Your objective =
Filter the entries below, keeping every line that has the word "confident".

Dataset content =
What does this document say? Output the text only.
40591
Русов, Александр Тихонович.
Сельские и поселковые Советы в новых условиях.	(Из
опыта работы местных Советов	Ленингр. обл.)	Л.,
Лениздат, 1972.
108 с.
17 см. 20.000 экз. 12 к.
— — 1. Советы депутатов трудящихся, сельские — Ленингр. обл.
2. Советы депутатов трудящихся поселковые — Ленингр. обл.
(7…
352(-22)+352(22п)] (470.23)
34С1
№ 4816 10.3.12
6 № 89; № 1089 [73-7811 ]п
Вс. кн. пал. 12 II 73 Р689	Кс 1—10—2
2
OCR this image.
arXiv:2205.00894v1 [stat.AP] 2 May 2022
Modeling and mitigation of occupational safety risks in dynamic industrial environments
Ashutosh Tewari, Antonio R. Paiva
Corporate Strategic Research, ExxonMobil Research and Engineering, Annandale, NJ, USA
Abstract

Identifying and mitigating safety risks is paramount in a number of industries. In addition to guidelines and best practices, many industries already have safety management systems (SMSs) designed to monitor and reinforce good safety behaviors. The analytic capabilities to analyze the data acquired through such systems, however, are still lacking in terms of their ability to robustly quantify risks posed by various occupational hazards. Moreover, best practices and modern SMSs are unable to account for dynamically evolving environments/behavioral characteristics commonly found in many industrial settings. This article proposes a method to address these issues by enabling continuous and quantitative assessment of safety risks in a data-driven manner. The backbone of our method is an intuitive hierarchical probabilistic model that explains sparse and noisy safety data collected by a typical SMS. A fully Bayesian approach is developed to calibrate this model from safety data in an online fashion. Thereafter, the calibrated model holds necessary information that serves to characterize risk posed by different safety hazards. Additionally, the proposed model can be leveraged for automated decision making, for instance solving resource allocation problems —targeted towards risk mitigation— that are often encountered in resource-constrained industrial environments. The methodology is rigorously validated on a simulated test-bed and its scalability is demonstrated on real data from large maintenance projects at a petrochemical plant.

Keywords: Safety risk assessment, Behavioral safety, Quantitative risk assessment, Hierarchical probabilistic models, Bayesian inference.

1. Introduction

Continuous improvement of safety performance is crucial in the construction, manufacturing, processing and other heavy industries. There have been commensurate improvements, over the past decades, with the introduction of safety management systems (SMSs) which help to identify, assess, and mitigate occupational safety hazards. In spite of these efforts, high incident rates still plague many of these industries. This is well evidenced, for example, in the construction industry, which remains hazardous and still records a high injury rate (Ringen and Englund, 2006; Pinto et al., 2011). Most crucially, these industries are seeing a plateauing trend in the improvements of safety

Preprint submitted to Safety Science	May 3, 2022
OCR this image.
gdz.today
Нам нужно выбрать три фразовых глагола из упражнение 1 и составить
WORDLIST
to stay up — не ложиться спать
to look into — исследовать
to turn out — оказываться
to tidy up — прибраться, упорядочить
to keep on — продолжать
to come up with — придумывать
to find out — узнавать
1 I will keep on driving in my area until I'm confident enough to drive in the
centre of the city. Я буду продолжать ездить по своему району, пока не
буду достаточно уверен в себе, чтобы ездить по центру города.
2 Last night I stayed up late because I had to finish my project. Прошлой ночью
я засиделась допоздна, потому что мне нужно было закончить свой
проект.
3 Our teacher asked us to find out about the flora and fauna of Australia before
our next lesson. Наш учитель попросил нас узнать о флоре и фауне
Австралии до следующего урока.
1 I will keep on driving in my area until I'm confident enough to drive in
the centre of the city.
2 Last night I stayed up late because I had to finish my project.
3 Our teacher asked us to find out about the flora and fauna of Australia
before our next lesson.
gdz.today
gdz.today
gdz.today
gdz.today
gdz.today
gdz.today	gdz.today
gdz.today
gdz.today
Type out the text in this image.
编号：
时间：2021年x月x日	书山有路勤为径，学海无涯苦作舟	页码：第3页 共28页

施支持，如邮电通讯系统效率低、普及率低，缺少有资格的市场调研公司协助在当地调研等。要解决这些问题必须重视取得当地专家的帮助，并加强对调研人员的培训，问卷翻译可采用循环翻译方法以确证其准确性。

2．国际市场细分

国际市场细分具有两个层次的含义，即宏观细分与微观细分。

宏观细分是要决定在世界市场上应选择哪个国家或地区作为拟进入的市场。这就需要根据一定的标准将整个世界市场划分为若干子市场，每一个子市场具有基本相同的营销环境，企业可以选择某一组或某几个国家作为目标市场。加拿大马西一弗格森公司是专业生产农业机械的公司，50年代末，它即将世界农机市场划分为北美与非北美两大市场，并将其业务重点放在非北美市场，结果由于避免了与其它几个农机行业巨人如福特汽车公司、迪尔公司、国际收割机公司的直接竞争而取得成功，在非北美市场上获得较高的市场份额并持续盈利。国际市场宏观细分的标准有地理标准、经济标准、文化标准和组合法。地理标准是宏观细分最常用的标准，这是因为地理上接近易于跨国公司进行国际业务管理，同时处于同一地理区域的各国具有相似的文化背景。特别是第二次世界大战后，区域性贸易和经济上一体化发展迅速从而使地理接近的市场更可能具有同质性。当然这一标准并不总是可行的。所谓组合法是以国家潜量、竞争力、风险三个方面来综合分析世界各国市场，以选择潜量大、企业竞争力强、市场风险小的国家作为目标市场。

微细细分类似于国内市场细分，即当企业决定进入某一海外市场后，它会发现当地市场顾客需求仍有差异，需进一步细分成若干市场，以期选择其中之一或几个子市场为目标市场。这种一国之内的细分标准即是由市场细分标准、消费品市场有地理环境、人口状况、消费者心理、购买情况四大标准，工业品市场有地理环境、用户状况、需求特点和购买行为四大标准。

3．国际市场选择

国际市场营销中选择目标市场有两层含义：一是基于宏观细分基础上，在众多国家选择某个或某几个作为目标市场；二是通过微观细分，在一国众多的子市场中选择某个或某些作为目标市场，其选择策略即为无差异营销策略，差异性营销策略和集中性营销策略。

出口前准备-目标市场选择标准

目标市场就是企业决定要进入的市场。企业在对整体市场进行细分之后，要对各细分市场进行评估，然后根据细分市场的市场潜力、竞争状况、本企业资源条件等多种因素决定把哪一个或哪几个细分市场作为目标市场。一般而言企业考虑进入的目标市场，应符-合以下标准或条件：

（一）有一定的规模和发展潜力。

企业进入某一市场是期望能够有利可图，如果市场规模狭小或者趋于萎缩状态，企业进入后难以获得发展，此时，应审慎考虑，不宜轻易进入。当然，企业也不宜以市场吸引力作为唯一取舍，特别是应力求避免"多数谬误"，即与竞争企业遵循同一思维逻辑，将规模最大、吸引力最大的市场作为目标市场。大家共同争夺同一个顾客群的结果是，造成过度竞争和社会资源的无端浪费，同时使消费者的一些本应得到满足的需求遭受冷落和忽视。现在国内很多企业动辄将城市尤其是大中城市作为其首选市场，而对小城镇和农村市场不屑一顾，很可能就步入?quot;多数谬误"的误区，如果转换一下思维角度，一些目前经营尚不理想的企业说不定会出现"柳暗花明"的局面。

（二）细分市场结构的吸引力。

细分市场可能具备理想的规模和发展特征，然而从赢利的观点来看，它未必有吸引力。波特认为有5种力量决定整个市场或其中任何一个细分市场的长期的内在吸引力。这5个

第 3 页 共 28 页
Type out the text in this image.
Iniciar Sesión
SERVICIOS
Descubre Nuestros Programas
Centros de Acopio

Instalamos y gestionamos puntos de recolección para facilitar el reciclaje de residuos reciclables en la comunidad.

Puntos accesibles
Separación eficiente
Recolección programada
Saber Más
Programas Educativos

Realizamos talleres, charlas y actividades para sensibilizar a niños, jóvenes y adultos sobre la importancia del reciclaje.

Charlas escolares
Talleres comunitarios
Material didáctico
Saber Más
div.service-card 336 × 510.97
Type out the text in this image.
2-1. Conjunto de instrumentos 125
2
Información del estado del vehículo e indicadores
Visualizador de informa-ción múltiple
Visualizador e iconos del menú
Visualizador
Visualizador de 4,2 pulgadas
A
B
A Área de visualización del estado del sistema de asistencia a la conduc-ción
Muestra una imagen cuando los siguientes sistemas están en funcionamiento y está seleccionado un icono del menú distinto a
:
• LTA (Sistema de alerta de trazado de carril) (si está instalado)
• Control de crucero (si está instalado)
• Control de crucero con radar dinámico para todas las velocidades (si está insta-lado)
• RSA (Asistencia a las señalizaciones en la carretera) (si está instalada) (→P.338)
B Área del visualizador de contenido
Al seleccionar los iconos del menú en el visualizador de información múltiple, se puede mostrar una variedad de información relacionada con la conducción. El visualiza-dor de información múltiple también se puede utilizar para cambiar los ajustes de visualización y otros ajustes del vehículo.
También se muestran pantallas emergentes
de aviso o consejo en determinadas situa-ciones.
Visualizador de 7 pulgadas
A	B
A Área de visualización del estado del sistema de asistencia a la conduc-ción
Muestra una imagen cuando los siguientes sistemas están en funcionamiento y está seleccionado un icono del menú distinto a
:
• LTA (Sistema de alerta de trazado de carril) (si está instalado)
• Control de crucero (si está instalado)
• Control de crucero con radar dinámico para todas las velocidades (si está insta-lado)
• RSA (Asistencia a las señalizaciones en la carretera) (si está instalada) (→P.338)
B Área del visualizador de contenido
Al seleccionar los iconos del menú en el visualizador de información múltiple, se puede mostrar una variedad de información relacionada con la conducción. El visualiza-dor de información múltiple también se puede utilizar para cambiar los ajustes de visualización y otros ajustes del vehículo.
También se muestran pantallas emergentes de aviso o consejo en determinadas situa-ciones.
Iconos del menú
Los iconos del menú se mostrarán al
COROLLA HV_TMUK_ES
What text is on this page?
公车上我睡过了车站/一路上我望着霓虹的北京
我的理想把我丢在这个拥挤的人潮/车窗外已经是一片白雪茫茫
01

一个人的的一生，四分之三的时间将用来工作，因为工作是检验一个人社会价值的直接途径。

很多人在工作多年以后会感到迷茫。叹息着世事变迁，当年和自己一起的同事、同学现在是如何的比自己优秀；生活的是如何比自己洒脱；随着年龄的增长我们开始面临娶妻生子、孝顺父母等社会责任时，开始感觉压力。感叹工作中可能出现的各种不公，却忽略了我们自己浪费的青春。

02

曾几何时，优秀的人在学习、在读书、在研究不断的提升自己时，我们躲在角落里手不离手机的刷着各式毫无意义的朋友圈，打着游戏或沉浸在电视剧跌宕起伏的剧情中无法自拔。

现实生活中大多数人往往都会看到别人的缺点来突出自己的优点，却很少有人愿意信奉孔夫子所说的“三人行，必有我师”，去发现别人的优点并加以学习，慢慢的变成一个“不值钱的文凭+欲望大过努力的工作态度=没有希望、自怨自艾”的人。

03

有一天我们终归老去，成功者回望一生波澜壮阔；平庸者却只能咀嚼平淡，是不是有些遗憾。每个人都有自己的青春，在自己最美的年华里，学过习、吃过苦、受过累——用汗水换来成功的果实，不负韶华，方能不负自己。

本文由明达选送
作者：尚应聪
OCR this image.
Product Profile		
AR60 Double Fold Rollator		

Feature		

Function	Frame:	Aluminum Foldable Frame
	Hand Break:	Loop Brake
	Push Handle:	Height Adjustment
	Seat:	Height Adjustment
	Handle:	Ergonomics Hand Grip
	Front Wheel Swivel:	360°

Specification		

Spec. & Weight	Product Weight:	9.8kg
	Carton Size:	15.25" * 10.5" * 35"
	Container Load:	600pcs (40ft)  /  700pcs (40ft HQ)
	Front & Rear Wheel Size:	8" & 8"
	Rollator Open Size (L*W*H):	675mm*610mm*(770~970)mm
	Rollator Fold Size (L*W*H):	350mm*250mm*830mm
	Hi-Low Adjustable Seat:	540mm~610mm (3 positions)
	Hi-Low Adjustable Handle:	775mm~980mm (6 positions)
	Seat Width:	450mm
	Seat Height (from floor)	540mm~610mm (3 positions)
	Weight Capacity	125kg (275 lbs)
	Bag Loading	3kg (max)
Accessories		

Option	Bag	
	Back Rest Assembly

Output of the task =
1 I will keep on driving in my area until I'm confident enough to drive in the
1 I will keep on driving in my area until I'm confident enough to drive in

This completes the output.